Exercise goal:
What follows are records. Restate all of them word for word.

— Start Supplied material —

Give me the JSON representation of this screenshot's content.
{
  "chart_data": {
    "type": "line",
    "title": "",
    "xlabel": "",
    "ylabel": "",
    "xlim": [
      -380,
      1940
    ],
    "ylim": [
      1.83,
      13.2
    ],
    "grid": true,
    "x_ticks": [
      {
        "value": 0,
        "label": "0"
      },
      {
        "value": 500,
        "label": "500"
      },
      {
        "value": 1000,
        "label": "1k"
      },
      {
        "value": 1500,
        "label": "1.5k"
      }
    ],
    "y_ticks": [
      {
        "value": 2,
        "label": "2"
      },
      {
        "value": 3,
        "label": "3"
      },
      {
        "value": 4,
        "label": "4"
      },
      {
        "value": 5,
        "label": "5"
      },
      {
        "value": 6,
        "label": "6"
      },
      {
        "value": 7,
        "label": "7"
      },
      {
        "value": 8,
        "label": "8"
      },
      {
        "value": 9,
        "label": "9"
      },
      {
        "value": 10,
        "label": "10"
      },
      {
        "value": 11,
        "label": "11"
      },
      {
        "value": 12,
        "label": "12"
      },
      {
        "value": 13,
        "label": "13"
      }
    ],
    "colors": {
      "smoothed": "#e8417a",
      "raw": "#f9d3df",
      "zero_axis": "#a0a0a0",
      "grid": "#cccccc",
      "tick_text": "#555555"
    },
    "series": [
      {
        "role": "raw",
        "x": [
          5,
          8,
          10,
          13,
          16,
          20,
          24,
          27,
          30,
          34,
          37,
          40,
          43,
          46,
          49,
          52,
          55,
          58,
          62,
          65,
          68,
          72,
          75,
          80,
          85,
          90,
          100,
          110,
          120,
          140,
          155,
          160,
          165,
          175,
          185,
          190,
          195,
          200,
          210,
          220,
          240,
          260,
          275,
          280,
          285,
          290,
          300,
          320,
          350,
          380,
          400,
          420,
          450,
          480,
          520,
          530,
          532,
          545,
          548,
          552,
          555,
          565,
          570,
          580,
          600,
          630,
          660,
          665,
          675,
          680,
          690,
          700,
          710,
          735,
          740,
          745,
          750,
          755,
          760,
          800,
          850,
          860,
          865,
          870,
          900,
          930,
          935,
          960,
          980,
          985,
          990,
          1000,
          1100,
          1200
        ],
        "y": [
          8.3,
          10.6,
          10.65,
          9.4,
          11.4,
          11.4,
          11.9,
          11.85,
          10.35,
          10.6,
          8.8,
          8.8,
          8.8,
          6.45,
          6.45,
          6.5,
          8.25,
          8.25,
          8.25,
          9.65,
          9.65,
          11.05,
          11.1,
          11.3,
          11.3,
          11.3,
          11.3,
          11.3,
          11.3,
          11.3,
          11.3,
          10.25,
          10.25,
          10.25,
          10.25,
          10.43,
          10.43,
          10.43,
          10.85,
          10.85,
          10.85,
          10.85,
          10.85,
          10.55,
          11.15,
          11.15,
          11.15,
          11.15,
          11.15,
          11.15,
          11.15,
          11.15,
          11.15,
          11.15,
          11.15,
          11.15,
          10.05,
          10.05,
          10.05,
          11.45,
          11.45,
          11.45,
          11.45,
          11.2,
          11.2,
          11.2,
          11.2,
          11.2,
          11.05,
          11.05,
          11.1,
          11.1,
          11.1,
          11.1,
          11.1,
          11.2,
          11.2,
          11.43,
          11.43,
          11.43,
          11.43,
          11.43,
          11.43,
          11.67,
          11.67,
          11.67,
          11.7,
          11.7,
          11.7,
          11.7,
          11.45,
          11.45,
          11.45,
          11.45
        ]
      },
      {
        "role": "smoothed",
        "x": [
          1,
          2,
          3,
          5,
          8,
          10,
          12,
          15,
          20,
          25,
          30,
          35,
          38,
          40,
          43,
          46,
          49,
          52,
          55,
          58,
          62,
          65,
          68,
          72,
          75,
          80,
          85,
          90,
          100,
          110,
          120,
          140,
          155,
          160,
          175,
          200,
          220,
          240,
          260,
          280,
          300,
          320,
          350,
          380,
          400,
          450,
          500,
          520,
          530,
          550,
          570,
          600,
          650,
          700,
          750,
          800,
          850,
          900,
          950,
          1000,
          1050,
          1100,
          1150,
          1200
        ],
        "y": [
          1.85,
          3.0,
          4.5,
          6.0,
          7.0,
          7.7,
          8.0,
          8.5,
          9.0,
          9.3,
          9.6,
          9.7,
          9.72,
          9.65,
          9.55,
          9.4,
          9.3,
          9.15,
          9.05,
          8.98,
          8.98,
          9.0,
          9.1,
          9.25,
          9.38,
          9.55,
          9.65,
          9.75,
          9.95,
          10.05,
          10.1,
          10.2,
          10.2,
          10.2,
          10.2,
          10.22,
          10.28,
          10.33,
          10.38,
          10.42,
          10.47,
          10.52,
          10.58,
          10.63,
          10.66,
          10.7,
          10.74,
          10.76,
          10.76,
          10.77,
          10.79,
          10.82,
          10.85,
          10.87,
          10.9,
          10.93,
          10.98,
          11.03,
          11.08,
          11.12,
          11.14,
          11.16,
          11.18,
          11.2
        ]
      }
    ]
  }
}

— End Supplied material —

Answer to the problem:
Give me the JSON representation of this screenshot's content.
{
  "chart_data": {
    "type": "line",
    "title": "",
    "xlabel": "",
    "ylabel": "",
    "xlim": [
      -380,
      1940
    ],
    "ylim": [
      1.83,
      13.2
    ],
    "grid": true,
    "x_ticks": [
      {
        "value": 0,
        "label": "0"
      },
      {
        "value": 500,
        "label": "500"
      },
      {
        "value": 1000,
        "label": "1k"
      },
      {
        "value": 1500,
        "label": "1.5k"
      }
    ],
    "y_ticks": [
      {
        "value": 2,
        "label": "2"
      },
      {
        "value": 3,
        "label": "3"
      },
      {
        "value": 4,
        "label": "4"
      },
      {
        "value": 5,
        "label": "5"
      },
      {
        "value": 6,
        "label": "6"
      },
      {
        "value": 7,
        "label": "7"
      },
      {
        "value": 8,
        "label": "8"
      },
      {
        "value": 9,
        "label": "9"
      },
      {
        "value": 10,
        "label": "10"
      },
      {
        "value": 11,
        "label": "11"
      },
      {
        "value": 12,
        "label": "12"
      },
      {
        "value": 13,
        "label": "13"
      }
    ],
    "colors": {
      "smoothed": "#e8417a",
      "raw": "#f9d3df",
      "zero_axis": "#a0a0a0",
      "grid": "#cccccc",
      "tick_text": "#555555"
    },
    "series": [
      {
        "role": "raw",
        "x": [
          5,
          8,
          10,
          13,
          16,
          20,
          24,
          27,
          30,
          34,
          37,
          40,
          43,
          46,
          49,
          52,
          55,
          58,
          62,
          65,
          68,
          72,
          75,
          80,
          85,
          90,
          100,
          110,
          120,
          140,
          155,
          160,
          165,
          175,
          185,
          190,
          195,
          200,
          210,
          220,
          240,
          260,
          275,
          280,
          285,
          290,
          300,
          320,
          350,
          380,
          400,
          420,
          450,
          480,
          520,
          530,
          532,
          545,
          548,
          552,
          555,
          565,
          570,
          580,
          600,
          630,
          660,
          665,
          675,
          680,
          690,
          700,
          710,
          735,
          740,
          745,
          750,
          755,
          760,
          800,
          850,
          860,
          865,
          870,
          900,
          930,
          935,
          960,
          980,
          985,
          990,
          1000,
          1100,
          1200
        ],
        "y": [
          8.3,
          10.6,
          10.65,
          9.4,
          11.4,
          11.4,
          11.9,
          11.85,
          10.35,
          10.6,
          8.8,
          8.8,
          8.8,
          6.45,
          6.45,
          6.5,
          8.25,
          8.25,
          8.25,
          9.65,
          9.65,
          11.05,
          11.1,
          11.3,
          11.3,
          11.3,
          11.3,
          11.3,
          11.3,
          11.3,
          11.3,
          10.25,
          10.25,
          10.25,
          10.25,
          10.43,
          10.43,
          10.43,
          10.85,
          10.85,
          10.85,
          10.85,
          10.85,
          10.55,
          11.15,
          11.15,
          11.15,
          11.15,
          11.15,
          11.15,
          11.15,
          11.15,
          11.15,
          11.15,
          11.15,
          11.15,
          10.05,
          10.05,
          10.05,
          11.45,
          11.45,
          11.45,
          11.45,
          11.2,
          11.2,
          11.2,
          11.2,
          11.2,
          11.05,
          11.05,
          11.1,
          11.1,
          11.1,
          11.1,
          11.1,
          11.2,
          11.2,
          11.43,
          11.43,
          11.43,
          11.43,
          11.43,
          11.43,
          11.67,
          11.67,
          11.67,
          11.7,
          11.7,
          11.7,
          11.7,
          11.45,
          11.45,
          11.45,
          11.45
        ]
      },
      {
        "role": "smoothed",
        "x": [
          1,
          2,
          3,
          5,
          8,
          10,
          12,
          15,
          20,
          25,
          30,
          35,
          38,
          40,
          43,
          46,
          49,
          52,
          55,
          58,
          62,
          65,
          68,
          72,
          75,
          80,
          85,
          90,
          100,
          110,
          120,
          140,
          155,
          160,
          175,
          200,
          220,
          240,
          260,
          280,
          300,
          320,
          350,
          380,
          400,
          450,
          500,
          520,
          530,
          550,
          570,
          600,
          650,
          700,
          750,
          800,
          850,
          900,
          950,
          1000,
          1050,
          1100,
          1150,
          1200
        ],
        "y": [
          1.85,
          3.0,
          4.5,
          6.0,
          7.0,
          7.7,
          8.0,
          8.5,
          9.0,
          9.3,
          9.6,
          9.7,
          9.72,
          9.65,
          9.55,
          9.4,
          9.3,
          9.15,
          9.05,
          8.98,
          8.98,
          9.0,
          9.1,
          9.25,
          9.38,
          9.55,
          9.65,
          9.75,
          9.95,
          10.05,
          10.1,
          10.2,
          10.2,
          10.2,
          10.2,
          10.22,
          10.28,
          10.33,
          10.38,
          10.42,
          10.47,
          10.52,
          10.58,
          10.63,
          10.66,
          10.7,
          10.74,
          10.76,
          10.76,
          10.77,
          10.79,
          10.82,
          10.85,
          10.87,
          10.9,
          10.93,
          10.98,
          11.03,
          11.08,
          11.12,
          11.14,
          11.16,
          11.18,
          11.2
        ]
      }
    ]
  }
}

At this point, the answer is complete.